PROVIDED RECORDS »
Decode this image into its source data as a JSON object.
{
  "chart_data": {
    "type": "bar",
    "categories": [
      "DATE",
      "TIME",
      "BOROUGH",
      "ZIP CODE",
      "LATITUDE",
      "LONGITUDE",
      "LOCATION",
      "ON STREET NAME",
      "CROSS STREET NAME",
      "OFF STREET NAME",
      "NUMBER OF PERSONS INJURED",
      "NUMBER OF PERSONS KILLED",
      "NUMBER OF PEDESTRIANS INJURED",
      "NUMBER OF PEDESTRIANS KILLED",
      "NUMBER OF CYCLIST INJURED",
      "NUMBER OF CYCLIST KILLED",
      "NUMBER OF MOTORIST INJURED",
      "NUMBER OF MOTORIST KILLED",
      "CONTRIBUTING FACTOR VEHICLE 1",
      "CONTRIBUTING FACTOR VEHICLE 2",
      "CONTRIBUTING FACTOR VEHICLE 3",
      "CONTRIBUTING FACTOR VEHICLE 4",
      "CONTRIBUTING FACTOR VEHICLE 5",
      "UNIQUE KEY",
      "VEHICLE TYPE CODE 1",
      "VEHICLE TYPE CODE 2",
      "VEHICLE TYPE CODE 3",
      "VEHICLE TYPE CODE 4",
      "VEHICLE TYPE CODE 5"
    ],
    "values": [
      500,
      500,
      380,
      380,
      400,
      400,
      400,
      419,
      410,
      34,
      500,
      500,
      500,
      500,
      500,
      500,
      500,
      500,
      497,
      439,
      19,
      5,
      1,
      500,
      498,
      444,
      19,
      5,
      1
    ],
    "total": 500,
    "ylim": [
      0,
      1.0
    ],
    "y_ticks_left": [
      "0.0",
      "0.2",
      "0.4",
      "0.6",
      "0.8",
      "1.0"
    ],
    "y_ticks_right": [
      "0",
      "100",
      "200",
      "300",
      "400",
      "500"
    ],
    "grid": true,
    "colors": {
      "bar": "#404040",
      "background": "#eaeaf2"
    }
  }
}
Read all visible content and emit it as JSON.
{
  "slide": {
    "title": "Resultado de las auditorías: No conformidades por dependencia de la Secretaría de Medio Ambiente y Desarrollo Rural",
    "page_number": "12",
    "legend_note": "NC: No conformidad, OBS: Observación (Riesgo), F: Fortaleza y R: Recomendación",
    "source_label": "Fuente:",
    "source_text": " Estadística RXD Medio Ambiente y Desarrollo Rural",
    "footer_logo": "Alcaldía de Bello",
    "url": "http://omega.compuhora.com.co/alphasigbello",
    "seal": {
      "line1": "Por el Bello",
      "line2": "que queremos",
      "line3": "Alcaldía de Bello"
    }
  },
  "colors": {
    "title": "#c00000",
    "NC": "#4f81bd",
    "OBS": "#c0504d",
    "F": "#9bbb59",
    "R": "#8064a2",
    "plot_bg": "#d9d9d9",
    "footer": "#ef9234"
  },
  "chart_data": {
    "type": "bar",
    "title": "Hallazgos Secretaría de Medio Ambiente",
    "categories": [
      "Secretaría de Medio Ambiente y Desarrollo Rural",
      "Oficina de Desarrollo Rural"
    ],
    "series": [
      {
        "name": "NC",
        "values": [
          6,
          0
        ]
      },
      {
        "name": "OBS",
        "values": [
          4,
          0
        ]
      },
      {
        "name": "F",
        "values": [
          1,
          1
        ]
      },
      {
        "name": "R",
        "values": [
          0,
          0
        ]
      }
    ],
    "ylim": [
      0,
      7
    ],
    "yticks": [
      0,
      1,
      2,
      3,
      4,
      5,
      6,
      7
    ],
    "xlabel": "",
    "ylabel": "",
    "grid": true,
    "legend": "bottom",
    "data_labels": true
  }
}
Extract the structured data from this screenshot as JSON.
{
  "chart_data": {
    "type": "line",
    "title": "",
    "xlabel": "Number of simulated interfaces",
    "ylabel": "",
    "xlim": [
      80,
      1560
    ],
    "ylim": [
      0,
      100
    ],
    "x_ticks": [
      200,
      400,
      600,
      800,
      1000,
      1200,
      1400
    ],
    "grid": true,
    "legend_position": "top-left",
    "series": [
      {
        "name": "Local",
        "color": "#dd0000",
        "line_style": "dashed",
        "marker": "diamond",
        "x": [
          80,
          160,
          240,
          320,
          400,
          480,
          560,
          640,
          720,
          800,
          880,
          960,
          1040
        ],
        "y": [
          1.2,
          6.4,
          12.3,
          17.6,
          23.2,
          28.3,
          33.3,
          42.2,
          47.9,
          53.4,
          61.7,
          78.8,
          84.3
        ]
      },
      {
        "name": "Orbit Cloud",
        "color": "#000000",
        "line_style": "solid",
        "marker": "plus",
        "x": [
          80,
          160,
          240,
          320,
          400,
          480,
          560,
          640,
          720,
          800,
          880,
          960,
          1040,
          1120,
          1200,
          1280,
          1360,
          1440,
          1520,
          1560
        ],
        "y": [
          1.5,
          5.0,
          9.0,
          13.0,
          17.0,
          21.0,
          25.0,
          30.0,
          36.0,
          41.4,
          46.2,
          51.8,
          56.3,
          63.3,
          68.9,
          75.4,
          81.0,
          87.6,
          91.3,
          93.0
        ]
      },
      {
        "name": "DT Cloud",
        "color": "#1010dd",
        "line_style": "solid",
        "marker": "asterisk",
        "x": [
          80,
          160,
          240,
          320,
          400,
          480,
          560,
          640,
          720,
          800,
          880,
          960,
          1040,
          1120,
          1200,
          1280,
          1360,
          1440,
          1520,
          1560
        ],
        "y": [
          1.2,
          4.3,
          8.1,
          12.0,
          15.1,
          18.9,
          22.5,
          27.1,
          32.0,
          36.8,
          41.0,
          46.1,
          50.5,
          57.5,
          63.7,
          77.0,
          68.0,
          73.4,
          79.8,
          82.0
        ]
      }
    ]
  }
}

DO THIS » Extract each line from the entries above that contains the string "Rural".

TASK SOLUTION »
    "title": "Resultado de las auditorías: No conformidades por dependencia de la Secretaría de Medio Ambiente y Desarrollo Rural",
    "source_text": " Estadística RXD Medio Ambiente y Desarrollo Rural",
      "Secretaría de Medio Ambiente y Desarrollo Rural",
      "Oficina de Desarrollo Rural"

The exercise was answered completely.